Pictures stay out of the copy; set down each line of the listing below exactly.

Dataset records on visual material:
>> Begin

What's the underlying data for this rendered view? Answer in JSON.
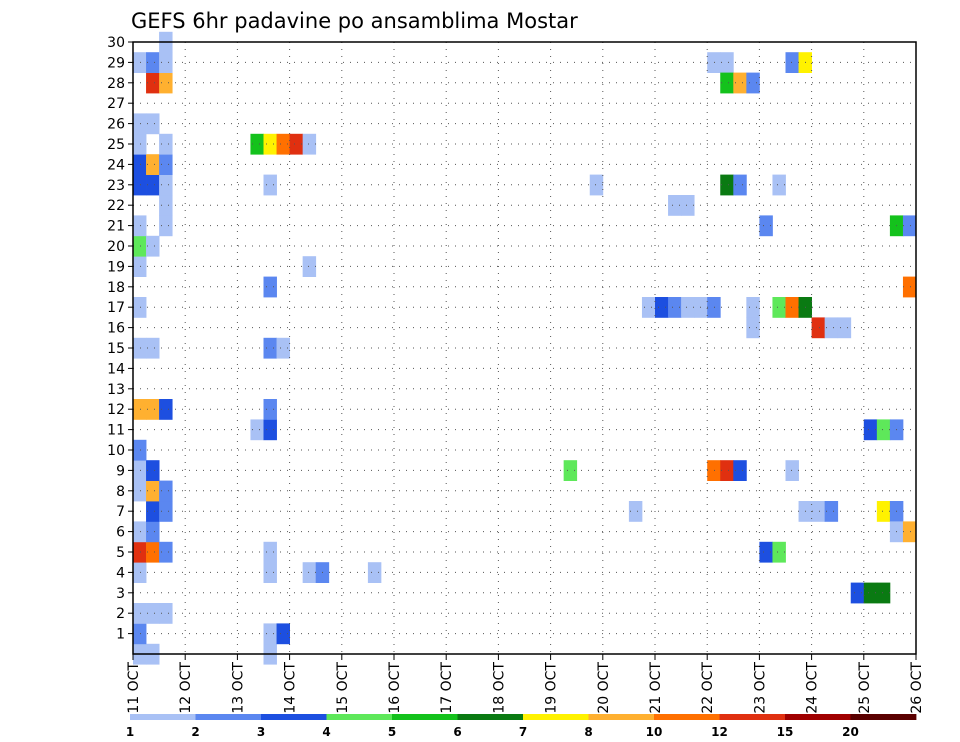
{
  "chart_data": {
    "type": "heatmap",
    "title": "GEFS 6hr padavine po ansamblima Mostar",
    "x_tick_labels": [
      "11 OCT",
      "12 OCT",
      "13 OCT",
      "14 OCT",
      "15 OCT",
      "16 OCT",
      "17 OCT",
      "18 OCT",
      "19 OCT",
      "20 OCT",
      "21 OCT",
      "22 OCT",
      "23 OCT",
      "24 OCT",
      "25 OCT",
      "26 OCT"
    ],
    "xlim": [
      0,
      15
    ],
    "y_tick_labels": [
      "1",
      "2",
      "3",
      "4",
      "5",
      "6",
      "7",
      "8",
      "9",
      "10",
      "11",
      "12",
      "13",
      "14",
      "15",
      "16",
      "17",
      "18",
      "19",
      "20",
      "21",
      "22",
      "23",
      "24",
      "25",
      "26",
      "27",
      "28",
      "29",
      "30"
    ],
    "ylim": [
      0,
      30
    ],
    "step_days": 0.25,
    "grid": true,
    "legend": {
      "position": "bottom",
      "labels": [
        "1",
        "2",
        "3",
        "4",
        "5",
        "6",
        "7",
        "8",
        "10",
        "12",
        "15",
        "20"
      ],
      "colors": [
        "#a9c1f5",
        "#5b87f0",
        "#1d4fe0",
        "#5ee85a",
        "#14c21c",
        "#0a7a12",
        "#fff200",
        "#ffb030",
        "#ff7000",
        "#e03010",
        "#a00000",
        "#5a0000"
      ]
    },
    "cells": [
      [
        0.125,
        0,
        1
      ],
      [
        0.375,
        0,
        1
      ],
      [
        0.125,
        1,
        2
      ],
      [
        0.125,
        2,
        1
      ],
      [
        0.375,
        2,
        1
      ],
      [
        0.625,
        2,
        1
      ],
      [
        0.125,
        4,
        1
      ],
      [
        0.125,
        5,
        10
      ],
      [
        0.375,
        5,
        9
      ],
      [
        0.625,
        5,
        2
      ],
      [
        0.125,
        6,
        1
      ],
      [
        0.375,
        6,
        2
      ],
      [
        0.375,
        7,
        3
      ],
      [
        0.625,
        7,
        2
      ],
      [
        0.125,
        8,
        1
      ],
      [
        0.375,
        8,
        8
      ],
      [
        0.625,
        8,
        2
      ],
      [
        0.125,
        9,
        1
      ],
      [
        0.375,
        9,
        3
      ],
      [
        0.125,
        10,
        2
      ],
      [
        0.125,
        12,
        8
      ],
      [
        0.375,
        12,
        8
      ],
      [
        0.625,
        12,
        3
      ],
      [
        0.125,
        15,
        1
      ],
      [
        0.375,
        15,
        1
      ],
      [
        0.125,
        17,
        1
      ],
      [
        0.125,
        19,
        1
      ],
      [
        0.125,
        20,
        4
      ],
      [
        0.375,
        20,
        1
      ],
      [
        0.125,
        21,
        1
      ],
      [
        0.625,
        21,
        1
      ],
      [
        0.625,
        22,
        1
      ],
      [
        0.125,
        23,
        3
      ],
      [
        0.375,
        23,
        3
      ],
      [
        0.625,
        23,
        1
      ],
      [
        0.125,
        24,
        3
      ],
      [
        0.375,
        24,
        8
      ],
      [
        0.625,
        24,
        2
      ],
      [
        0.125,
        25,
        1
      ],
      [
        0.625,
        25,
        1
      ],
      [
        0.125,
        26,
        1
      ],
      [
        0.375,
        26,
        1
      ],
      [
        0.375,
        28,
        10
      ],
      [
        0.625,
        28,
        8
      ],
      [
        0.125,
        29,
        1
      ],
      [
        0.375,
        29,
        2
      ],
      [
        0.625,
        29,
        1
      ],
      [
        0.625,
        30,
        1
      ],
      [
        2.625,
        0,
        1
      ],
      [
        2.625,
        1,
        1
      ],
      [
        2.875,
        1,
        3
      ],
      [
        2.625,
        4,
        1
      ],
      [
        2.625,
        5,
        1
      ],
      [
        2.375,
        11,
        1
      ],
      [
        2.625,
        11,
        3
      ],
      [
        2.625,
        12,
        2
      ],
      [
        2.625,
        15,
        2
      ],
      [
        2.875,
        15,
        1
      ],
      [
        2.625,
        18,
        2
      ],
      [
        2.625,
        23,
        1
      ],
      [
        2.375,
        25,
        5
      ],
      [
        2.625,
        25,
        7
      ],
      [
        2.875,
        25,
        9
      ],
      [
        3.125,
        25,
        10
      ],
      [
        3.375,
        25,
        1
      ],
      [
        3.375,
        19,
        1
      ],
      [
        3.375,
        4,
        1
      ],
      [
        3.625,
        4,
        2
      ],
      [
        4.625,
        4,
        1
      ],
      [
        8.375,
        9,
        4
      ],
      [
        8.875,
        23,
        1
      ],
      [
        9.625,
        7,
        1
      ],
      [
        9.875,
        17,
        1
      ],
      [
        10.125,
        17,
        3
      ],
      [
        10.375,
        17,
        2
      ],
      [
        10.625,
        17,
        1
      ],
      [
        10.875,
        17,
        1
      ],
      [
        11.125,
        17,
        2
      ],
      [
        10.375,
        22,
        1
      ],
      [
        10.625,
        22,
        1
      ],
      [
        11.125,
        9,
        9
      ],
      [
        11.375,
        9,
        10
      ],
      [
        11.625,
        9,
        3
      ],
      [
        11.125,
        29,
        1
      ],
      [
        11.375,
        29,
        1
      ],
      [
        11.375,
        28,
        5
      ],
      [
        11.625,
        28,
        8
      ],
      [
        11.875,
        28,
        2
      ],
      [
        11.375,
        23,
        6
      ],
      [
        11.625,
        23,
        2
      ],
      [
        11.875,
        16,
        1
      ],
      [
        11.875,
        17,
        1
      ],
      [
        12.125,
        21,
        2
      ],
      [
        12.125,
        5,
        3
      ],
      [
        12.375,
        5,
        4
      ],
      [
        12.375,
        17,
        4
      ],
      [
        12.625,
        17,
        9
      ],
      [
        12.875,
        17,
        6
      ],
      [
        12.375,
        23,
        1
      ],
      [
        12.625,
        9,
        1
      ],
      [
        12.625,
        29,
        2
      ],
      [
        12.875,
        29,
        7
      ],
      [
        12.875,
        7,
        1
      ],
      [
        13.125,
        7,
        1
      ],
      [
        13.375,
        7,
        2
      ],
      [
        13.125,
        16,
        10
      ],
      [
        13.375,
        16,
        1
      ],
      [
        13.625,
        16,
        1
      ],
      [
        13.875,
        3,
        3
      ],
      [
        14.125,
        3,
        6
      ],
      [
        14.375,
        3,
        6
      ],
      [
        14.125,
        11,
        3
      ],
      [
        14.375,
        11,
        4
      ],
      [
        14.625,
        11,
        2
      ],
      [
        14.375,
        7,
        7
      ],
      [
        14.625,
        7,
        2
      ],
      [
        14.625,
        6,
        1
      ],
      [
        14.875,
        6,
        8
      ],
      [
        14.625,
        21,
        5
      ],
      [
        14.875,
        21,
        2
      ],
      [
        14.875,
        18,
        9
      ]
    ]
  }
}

>> End

Right answer:
What's the underlying data for this rendered view? Answer in JSON.
{
  "chart_data": {
    "type": "heatmap",
    "title": "GEFS 6hr padavine po ansamblima Mostar",
    "x_tick_labels": [
      "11 OCT",
      "12 OCT",
      "13 OCT",
      "14 OCT",
      "15 OCT",
      "16 OCT",
      "17 OCT",
      "18 OCT",
      "19 OCT",
      "20 OCT",
      "21 OCT",
      "22 OCT",
      "23 OCT",
      "24 OCT",
      "25 OCT",
      "26 OCT"
    ],
    "xlim": [
      0,
      15
    ],
    "y_tick_labels": [
      "1",
      "2",
      "3",
      "4",
      "5",
      "6",
      "7",
      "8",
      "9",
      "10",
      "11",
      "12",
      "13",
      "14",
      "15",
      "16",
      "17",
      "18",
      "19",
      "20",
      "21",
      "22",
      "23",
      "24",
      "25",
      "26",
      "27",
      "28",
      "29",
      "30"
    ],
    "ylim": [
      0,
      30
    ],
    "step_days": 0.25,
    "grid": true,
    "legend": {
      "position": "bottom",
      "labels": [
        "1",
        "2",
        "3",
        "4",
        "5",
        "6",
        "7",
        "8",
        "10",
        "12",
        "15",
        "20"
      ],
      "colors": [
        "#a9c1f5",
        "#5b87f0",
        "#1d4fe0",
        "#5ee85a",
        "#14c21c",
        "#0a7a12",
        "#fff200",
        "#ffb030",
        "#ff7000",
        "#e03010",
        "#a00000",
        "#5a0000"
      ]
    },
    "cells": [
      [
        0.125,
        0,
        1
      ],
      [
        0.375,
        0,
        1
      ],
      [
        0.125,
        1,
        2
      ],
      [
        0.125,
        2,
        1
      ],
      [
        0.375,
        2,
        1
      ],
      [
        0.625,
        2,
        1
      ],
      [
        0.125,
        4,
        1
      ],
      [
        0.125,
        5,
        10
      ],
      [
        0.375,
        5,
        9
      ],
      [
        0.625,
        5,
        2
      ],
      [
        0.125,
        6,
        1
      ],
      [
        0.375,
        6,
        2
      ],
      [
        0.375,
        7,
        3
      ],
      [
        0.625,
        7,
        2
      ],
      [
        0.125,
        8,
        1
      ],
      [
        0.375,
        8,
        8
      ],
      [
        0.625,
        8,
        2
      ],
      [
        0.125,
        9,
        1
      ],
      [
        0.375,
        9,
        3
      ],
      [
        0.125,
        10,
        2
      ],
      [
        0.125,
        12,
        8
      ],
      [
        0.375,
        12,
        8
      ],
      [
        0.625,
        12,
        3
      ],
      [
        0.125,
        15,
        1
      ],
      [
        0.375,
        15,
        1
      ],
      [
        0.125,
        17,
        1
      ],
      [
        0.125,
        19,
        1
      ],
      [
        0.125,
        20,
        4
      ],
      [
        0.375,
        20,
        1
      ],
      [
        0.125,
        21,
        1
      ],
      [
        0.625,
        21,
        1
      ],
      [
        0.625,
        22,
        1
      ],
      [
        0.125,
        23,
        3
      ],
      [
        0.375,
        23,
        3
      ],
      [
        0.625,
        23,
        1
      ],
      [
        0.125,
        24,
        3
      ],
      [
        0.375,
        24,
        8
      ],
      [
        0.625,
        24,
        2
      ],
      [
        0.125,
        25,
        1
      ],
      [
        0.625,
        25,
        1
      ],
      [
        0.125,
        26,
        1
      ],
      [
        0.375,
        26,
        1
      ],
      [
        0.375,
        28,
        10
      ],
      [
        0.625,
        28,
        8
      ],
      [
        0.125,
        29,
        1
      ],
      [
        0.375,
        29,
        2
      ],
      [
        0.625,
        29,
        1
      ],
      [
        0.625,
        30,
        1
      ],
      [
        2.625,
        0,
        1
      ],
      [
        2.625,
        1,
        1
      ],
      [
        2.875,
        1,
        3
      ],
      [
        2.625,
        4,
        1
      ],
      [
        2.625,
        5,
        1
      ],
      [
        2.375,
        11,
        1
      ],
      [
        2.625,
        11,
        3
      ],
      [
        2.625,
        12,
        2
      ],
      [
        2.625,
        15,
        2
      ],
      [
        2.875,
        15,
        1
      ],
      [
        2.625,
        18,
        2
      ],
      [
        2.625,
        23,
        1
      ],
      [
        2.375,
        25,
        5
      ],
      [
        2.625,
        25,
        7
      ],
      [
        2.875,
        25,
        9
      ],
      [
        3.125,
        25,
        10
      ],
      [
        3.375,
        25,
        1
      ],
      [
        3.375,
        19,
        1
      ],
      [
        3.375,
        4,
        1
      ],
      [
        3.625,
        4,
        2
      ],
      [
        4.625,
        4,
        1
      ],
      [
        8.375,
        9,
        4
      ],
      [
        8.875,
        23,
        1
      ],
      [
        9.625,
        7,
        1
      ],
      [
        9.875,
        17,
        1
      ],
      [
        10.125,
        17,
        3
      ],
      [
        10.375,
        17,
        2
      ],
      [
        10.625,
        17,
        1
      ],
      [
        10.875,
        17,
        1
      ],
      [
        11.125,
        17,
        2
      ],
      [
        10.375,
        22,
        1
      ],
      [
        10.625,
        22,
        1
      ],
      [
        11.125,
        9,
        9
      ],
      [
        11.375,
        9,
        10
      ],
      [
        11.625,
        9,
        3
      ],
      [
        11.125,
        29,
        1
      ],
      [
        11.375,
        29,
        1
      ],
      [
        11.375,
        28,
        5
      ],
      [
        11.625,
        28,
        8
      ],
      [
        11.875,
        28,
        2
      ],
      [
        11.375,
        23,
        6
      ],
      [
        11.625,
        23,
        2
      ],
      [
        11.875,
        16,
        1
      ],
      [
        11.875,
        17,
        1
      ],
      [
        12.125,
        21,
        2
      ],
      [
        12.125,
        5,
        3
      ],
      [
        12.375,
        5,
        4
      ],
      [
        12.375,
        17,
        4
      ],
      [
        12.625,
        17,
        9
      ],
      [
        12.875,
        17,
        6
      ],
      [
        12.375,
        23,
        1
      ],
      [
        12.625,
        9,
        1
      ],
      [
        12.625,
        29,
        2
      ],
      [
        12.875,
        29,
        7
      ],
      [
        12.875,
        7,
        1
      ],
      [
        13.125,
        7,
        1
      ],
      [
        13.375,
        7,
        2
      ],
      [
        13.125,
        16,
        10
      ],
      [
        13.375,
        16,
        1
      ],
      [
        13.625,
        16,
        1
      ],
      [
        13.875,
        3,
        3
      ],
      [
        14.125,
        3,
        6
      ],
      [
        14.375,
        3,
        6
      ],
      [
        14.125,
        11,
        3
      ],
      [
        14.375,
        11,
        4
      ],
      [
        14.625,
        11,
        2
      ],
      [
        14.375,
        7,
        7
      ],
      [
        14.625,
        7,
        2
      ],
      [
        14.625,
        6,
        1
      ],
      [
        14.875,
        6,
        8
      ],
      [
        14.625,
        21,
        5
      ],
      [
        14.875,
        21,
        2
      ],
      [
        14.875,
        18,
        9
      ]
    ]
  }
}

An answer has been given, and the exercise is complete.